<<<<
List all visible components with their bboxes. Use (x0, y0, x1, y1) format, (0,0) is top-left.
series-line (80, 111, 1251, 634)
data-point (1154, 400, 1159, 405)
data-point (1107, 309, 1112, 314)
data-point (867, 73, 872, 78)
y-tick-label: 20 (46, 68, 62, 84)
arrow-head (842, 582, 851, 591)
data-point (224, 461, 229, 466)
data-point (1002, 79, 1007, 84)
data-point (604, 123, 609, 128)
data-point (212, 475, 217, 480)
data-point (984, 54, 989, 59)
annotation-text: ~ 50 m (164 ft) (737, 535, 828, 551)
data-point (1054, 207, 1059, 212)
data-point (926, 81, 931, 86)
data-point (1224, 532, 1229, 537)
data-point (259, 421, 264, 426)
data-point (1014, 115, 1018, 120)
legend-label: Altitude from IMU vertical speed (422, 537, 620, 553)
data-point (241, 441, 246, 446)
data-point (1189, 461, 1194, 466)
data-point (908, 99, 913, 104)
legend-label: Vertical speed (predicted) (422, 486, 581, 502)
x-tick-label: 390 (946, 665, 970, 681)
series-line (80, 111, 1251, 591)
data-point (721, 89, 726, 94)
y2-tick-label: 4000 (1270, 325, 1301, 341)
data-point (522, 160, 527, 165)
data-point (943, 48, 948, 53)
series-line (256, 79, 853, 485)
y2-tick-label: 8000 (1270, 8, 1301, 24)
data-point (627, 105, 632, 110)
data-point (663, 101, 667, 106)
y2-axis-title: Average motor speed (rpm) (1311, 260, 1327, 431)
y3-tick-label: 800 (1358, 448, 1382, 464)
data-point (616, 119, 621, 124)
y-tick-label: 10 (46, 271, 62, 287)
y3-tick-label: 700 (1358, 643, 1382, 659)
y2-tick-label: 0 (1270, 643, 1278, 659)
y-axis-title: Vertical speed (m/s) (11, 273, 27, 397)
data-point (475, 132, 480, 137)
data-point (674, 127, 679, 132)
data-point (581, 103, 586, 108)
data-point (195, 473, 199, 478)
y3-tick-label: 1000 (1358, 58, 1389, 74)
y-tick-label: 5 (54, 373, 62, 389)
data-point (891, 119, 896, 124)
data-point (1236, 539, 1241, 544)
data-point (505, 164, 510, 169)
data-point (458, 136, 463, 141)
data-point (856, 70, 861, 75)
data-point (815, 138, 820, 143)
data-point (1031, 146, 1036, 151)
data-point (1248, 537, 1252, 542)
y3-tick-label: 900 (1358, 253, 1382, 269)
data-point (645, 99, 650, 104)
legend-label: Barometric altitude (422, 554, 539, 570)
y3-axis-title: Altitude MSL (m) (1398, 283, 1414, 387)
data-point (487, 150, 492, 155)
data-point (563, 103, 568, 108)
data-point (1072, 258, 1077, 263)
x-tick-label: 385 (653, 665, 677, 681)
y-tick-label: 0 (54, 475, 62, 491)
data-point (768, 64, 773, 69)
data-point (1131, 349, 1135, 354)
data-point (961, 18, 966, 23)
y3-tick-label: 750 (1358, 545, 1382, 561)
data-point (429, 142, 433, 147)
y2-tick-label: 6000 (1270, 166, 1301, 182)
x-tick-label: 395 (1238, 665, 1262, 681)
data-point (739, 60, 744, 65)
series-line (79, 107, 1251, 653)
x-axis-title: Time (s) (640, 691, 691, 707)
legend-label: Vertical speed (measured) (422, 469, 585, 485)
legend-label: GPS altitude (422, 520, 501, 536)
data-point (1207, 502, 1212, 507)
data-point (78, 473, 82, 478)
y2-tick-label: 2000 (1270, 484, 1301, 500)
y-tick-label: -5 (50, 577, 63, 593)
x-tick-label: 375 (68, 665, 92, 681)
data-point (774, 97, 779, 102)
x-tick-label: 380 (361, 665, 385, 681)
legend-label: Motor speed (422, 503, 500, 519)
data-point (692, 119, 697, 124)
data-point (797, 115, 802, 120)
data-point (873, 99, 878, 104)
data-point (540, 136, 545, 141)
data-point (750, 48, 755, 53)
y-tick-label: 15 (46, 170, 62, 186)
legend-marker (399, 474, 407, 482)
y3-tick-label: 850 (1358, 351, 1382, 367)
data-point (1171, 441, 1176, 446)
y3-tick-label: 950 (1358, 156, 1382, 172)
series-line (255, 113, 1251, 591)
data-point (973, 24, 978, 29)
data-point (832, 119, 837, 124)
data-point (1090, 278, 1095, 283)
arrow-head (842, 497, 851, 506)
>>>>
» **GOAL**: Change each "data-point" in the records above to "point" and write out every line again, with everything else left the same.

» **FULL RESPONSE**:
List all visible components with their bboxes. Use (x0, y0, x1, y1) format, (0,0) is top-left.
series-line (80, 111, 1251, 634)
point (1154, 400, 1159, 405)
point (1107, 309, 1112, 314)
point (867, 73, 872, 78)
y-tick-label: 20 (46, 68, 62, 84)
arrow-head (842, 582, 851, 591)
point (224, 461, 229, 466)
point (1002, 79, 1007, 84)
point (604, 123, 609, 128)
point (212, 475, 217, 480)
point (984, 54, 989, 59)
annotation-text: ~ 50 m (164 ft) (737, 535, 828, 551)
point (1054, 207, 1059, 212)
point (926, 81, 931, 86)
point (1224, 532, 1229, 537)
point (259, 421, 264, 426)
point (1014, 115, 1018, 120)
legend-label: Altitude from IMU vertical speed (422, 537, 620, 553)
point (241, 441, 246, 446)
point (1189, 461, 1194, 466)
point (908, 99, 913, 104)
legend-label: Vertical speed (predicted) (422, 486, 581, 502)
x-tick-label: 390 (946, 665, 970, 681)
series-line (80, 111, 1251, 591)
point (721, 89, 726, 94)
y2-tick-label: 4000 (1270, 325, 1301, 341)
point (522, 160, 527, 165)
point (943, 48, 948, 53)
series-line (256, 79, 853, 485)
y2-tick-label: 8000 (1270, 8, 1301, 24)
point (627, 105, 632, 110)
point (663, 101, 667, 106)
y2-axis-title: Average motor speed (rpm) (1311, 260, 1327, 431)
y3-tick-label: 800 (1358, 448, 1382, 464)
point (616, 119, 621, 124)
y-tick-label: 10 (46, 271, 62, 287)
y3-tick-label: 700 (1358, 643, 1382, 659)
y2-tick-label: 0 (1270, 643, 1278, 659)
y-axis-title: Vertical speed (m/s) (11, 273, 27, 397)
point (475, 132, 480, 137)
point (674, 127, 679, 132)
point (581, 103, 586, 108)
point (195, 473, 199, 478)
y3-tick-label: 1000 (1358, 58, 1389, 74)
y-tick-label: 5 (54, 373, 62, 389)
point (891, 119, 896, 124)
point (1236, 539, 1241, 544)
point (505, 164, 510, 169)
point (458, 136, 463, 141)
point (856, 70, 861, 75)
point (815, 138, 820, 143)
point (1031, 146, 1036, 151)
point (1248, 537, 1252, 542)
y3-tick-label: 900 (1358, 253, 1382, 269)
point (645, 99, 650, 104)
legend-label: Barometric altitude (422, 554, 539, 570)
y3-axis-title: Altitude MSL (m) (1398, 283, 1414, 387)
point (487, 150, 492, 155)
point (563, 103, 568, 108)
point (1072, 258, 1077, 263)
x-tick-label: 385 (653, 665, 677, 681)
y-tick-label: 0 (54, 475, 62, 491)
point (768, 64, 773, 69)
point (1131, 349, 1135, 354)
point (961, 18, 966, 23)
y3-tick-label: 750 (1358, 545, 1382, 561)
point (429, 142, 433, 147)
y2-tick-label: 6000 (1270, 166, 1301, 182)
x-tick-label: 395 (1238, 665, 1262, 681)
point (739, 60, 744, 65)
series-line (79, 107, 1251, 653)
x-axis-title: Time (s) (640, 691, 691, 707)
legend-label: Vertical speed (measured) (422, 469, 585, 485)
legend-label: GPS altitude (422, 520, 501, 536)
point (1207, 502, 1212, 507)
point (78, 473, 82, 478)
y2-tick-label: 2000 (1270, 484, 1301, 500)
y-tick-label: -5 (50, 577, 63, 593)
x-tick-label: 375 (68, 665, 92, 681)
point (774, 97, 779, 102)
x-tick-label: 380 (361, 665, 385, 681)
legend-label: Motor speed (422, 503, 500, 519)
point (692, 119, 697, 124)
point (797, 115, 802, 120)
point (873, 99, 878, 104)
point (540, 136, 545, 141)
point (750, 48, 755, 53)
y-tick-label: 15 (46, 170, 62, 186)
legend-marker (399, 474, 407, 482)
y3-tick-label: 850 (1358, 351, 1382, 367)
point (1171, 441, 1176, 446)
y3-tick-label: 950 (1358, 156, 1382, 172)
series-line (255, 113, 1251, 591)
point (973, 24, 978, 29)
point (832, 119, 837, 124)
point (1090, 278, 1095, 283)
arrow-head (842, 497, 851, 506)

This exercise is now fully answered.